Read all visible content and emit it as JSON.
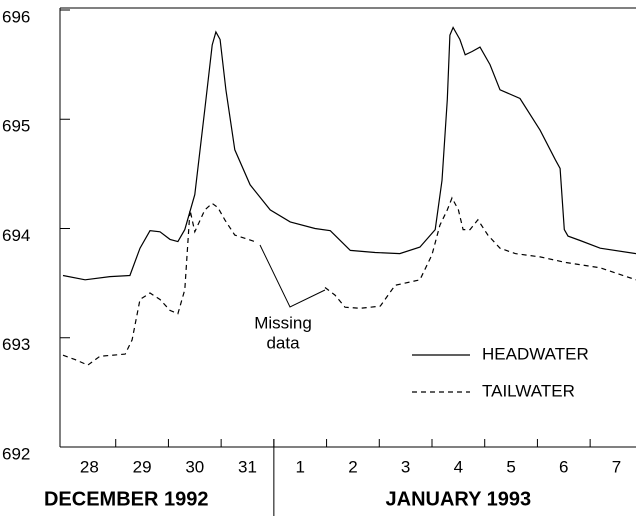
{
  "chart_data": {
    "type": "line",
    "xlim": [
      0,
      10.87
    ],
    "ylim": [
      692,
      696
    ],
    "yticks": [
      692,
      693,
      694,
      695,
      696
    ],
    "xticks": [
      {
        "value": 0.5,
        "label": "28"
      },
      {
        "value": 1.5,
        "label": "29"
      },
      {
        "value": 2.5,
        "label": "30"
      },
      {
        "value": 3.5,
        "label": "31"
      },
      {
        "value": 4.5,
        "label": "1"
      },
      {
        "value": 5.5,
        "label": "2"
      },
      {
        "value": 6.5,
        "label": "3"
      },
      {
        "value": 7.5,
        "label": "4"
      },
      {
        "value": 8.5,
        "label": "5"
      },
      {
        "value": 9.5,
        "label": "6"
      },
      {
        "value": 10.5,
        "label": "7"
      }
    ],
    "xminorticks": [
      1,
      2,
      3,
      4,
      5,
      6,
      7,
      8,
      9,
      10
    ],
    "month_labels": [
      {
        "value": 1.2,
        "label": "DECEMBER  1992"
      },
      {
        "value": 7.5,
        "label": "JANUARY  1993"
      }
    ],
    "month_divider": 4,
    "annotation": {
      "lines": [
        "Missing",
        "data"
      ]
    },
    "legend": "lower right",
    "series": [
      {
        "name": "HEADWATER",
        "color": "#000000",
        "style": "solid",
        "x": [
          0,
          0.42,
          0.89,
          1.27,
          1.46,
          1.65,
          1.84,
          2.03,
          2.18,
          2.31,
          2.5,
          2.69,
          2.83,
          2.9,
          2.98,
          3.09,
          3.26,
          3.55,
          3.93,
          4.31,
          4.78,
          5.07,
          5.45,
          5.92,
          6.39,
          6.77,
          7.06,
          7.19,
          7.29,
          7.34,
          7.4,
          7.53,
          7.63,
          7.76,
          7.91,
          8.1,
          8.29,
          8.67,
          9.05,
          9.34,
          9.43,
          9.51,
          9.58,
          9.81,
          10.19,
          10.87
        ],
        "values": [
          693.57,
          693.53,
          693.56,
          693.57,
          693.82,
          693.98,
          693.97,
          693.9,
          693.88,
          693.99,
          694.31,
          695.09,
          695.68,
          695.8,
          695.73,
          695.27,
          694.72,
          694.4,
          694.17,
          694.06,
          694.0,
          693.98,
          693.8,
          693.78,
          693.77,
          693.83,
          693.99,
          694.44,
          695.18,
          695.77,
          695.84,
          695.73,
          695.59,
          695.62,
          695.66,
          695.5,
          695.27,
          695.19,
          694.9,
          694.63,
          694.55,
          693.99,
          693.93,
          693.89,
          693.82,
          693.77
        ]
      },
      {
        "name": "TAILWATER",
        "color": "#000000",
        "style": "dashed",
        "x": [
          0,
          0.23,
          0.47,
          0.7,
          1.18,
          1.31,
          1.46,
          1.65,
          1.84,
          2.03,
          2.18,
          2.31,
          2.41,
          2.5,
          2.69,
          2.83,
          2.94,
          3.07,
          3.26,
          3.45,
          3.64,
          null,
          4.97,
          5.16,
          5.35,
          5.64,
          6.02,
          6.3,
          6.77,
          7.0,
          7.15,
          7.29,
          7.38,
          7.5,
          7.59,
          7.72,
          7.87,
          8.06,
          8.29,
          8.58,
          9.05,
          9.53,
          10.19,
          10.87
        ],
        "values": [
          692.84,
          692.8,
          692.75,
          692.83,
          692.85,
          692.98,
          693.35,
          693.41,
          693.35,
          693.25,
          693.22,
          693.44,
          694.17,
          693.97,
          694.17,
          694.23,
          694.19,
          694.08,
          693.94,
          693.91,
          693.88,
          null,
          693.46,
          693.39,
          693.28,
          693.27,
          693.29,
          693.48,
          693.53,
          693.76,
          694.03,
          694.17,
          694.28,
          694.17,
          693.99,
          693.99,
          694.08,
          693.94,
          693.82,
          693.77,
          693.74,
          693.69,
          693.64,
          693.53
        ]
      }
    ]
  }
}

^^^^^^^^

Pictures stay out; repeat all the rest of the records exactly.

Read all visible content and emit it as JSON.
{
  "chart_data": {
    "type": "line",
    "xlim": [
      0,
      10.87
    ],
    "ylim": [
      692,
      696
    ],
    "yticks": [
      692,
      693,
      694,
      695,
      696
    ],
    "xticks": [
      {
        "value": 0.5,
        "label": "28"
      },
      {
        "value": 1.5,
        "label": "29"
      },
      {
        "value": 2.5,
        "label": "30"
      },
      {
        "value": 3.5,
        "label": "31"
      },
      {
        "value": 4.5,
        "label": "1"
      },
      {
        "value": 5.5,
        "label": "2"
      },
      {
        "value": 6.5,
        "label": "3"
      },
      {
        "value": 7.5,
        "label": "4"
      },
      {
        "value": 8.5,
        "label": "5"
      },
      {
        "value": 9.5,
        "label": "6"
      },
      {
        "value": 10.5,
        "label": "7"
      }
    ],
    "xminorticks": [
      1,
      2,
      3,
      4,
      5,
      6,
      7,
      8,
      9,
      10
    ],
    "month_labels": [
      {
        "value": 1.2,
        "label": "DECEMBER  1992"
      },
      {
        "value": 7.5,
        "label": "JANUARY  1993"
      }
    ],
    "month_divider": 4,
    "annotation": {
      "lines": [
        "Missing",
        "data"
      ]
    },
    "legend": "lower right",
    "series": [
      {
        "name": "HEADWATER",
        "color": "#000000",
        "style": "solid",
        "x": [
          0,
          0.42,
          0.89,
          1.27,
          1.46,
          1.65,
          1.84,
          2.03,
          2.18,
          2.31,
          2.5,
          2.69,
          2.83,
          2.9,
          2.98,
          3.09,
          3.26,
          3.55,
          3.93,
          4.31,
          4.78,
          5.07,
          5.45,
          5.92,
          6.39,
          6.77,
          7.06,
          7.19,
          7.29,
          7.34,
          7.4,
          7.53,
          7.63,
          7.76,
          7.91,
          8.1,
          8.29,
          8.67,
          9.05,
          9.34,
          9.43,
          9.51,
          9.58,
          9.81,
          10.19,
          10.87
        ],
        "values": [
          693.57,
          693.53,
          693.56,
          693.57,
          693.82,
          693.98,
          693.97,
          693.9,
          693.88,
          693.99,
          694.31,
          695.09,
          695.68,
          695.8,
          695.73,
          695.27,
          694.72,
          694.4,
          694.17,
          694.06,
          694.0,
          693.98,
          693.8,
          693.78,
          693.77,
          693.83,
          693.99,
          694.44,
          695.18,
          695.77,
          695.84,
          695.73,
          695.59,
          695.62,
          695.66,
          695.5,
          695.27,
          695.19,
          694.9,
          694.63,
          694.55,
          693.99,
          693.93,
          693.89,
          693.82,
          693.77
        ]
      },
      {
        "name": "TAILWATER",
        "color": "#000000",
        "style": "dashed",
        "x": [
          0,
          0.23,
          0.47,
          0.7,
          1.18,
          1.31,
          1.46,
          1.65,
          1.84,
          2.03,
          2.18,
          2.31,
          2.41,
          2.5,
          2.69,
          2.83,
          2.94,
          3.07,
          3.26,
          3.45,
          3.64,
          null,
          4.97,
          5.16,
          5.35,
          5.64,
          6.02,
          6.3,
          6.77,
          7.0,
          7.15,
          7.29,
          7.38,
          7.5,
          7.59,
          7.72,
          7.87,
          8.06,
          8.29,
          8.58,
          9.05,
          9.53,
          10.19,
          10.87
        ],
        "values": [
          692.84,
          692.8,
          692.75,
          692.83,
          692.85,
          692.98,
          693.35,
          693.41,
          693.35,
          693.25,
          693.22,
          693.44,
          694.17,
          693.97,
          694.17,
          694.23,
          694.19,
          694.08,
          693.94,
          693.91,
          693.88,
          null,
          693.46,
          693.39,
          693.28,
          693.27,
          693.29,
          693.48,
          693.53,
          693.76,
          694.03,
          694.17,
          694.28,
          694.17,
          693.99,
          693.99,
          694.08,
          693.94,
          693.82,
          693.77,
          693.74,
          693.69,
          693.64,
          693.53
        ]
      }
    ]
  }
}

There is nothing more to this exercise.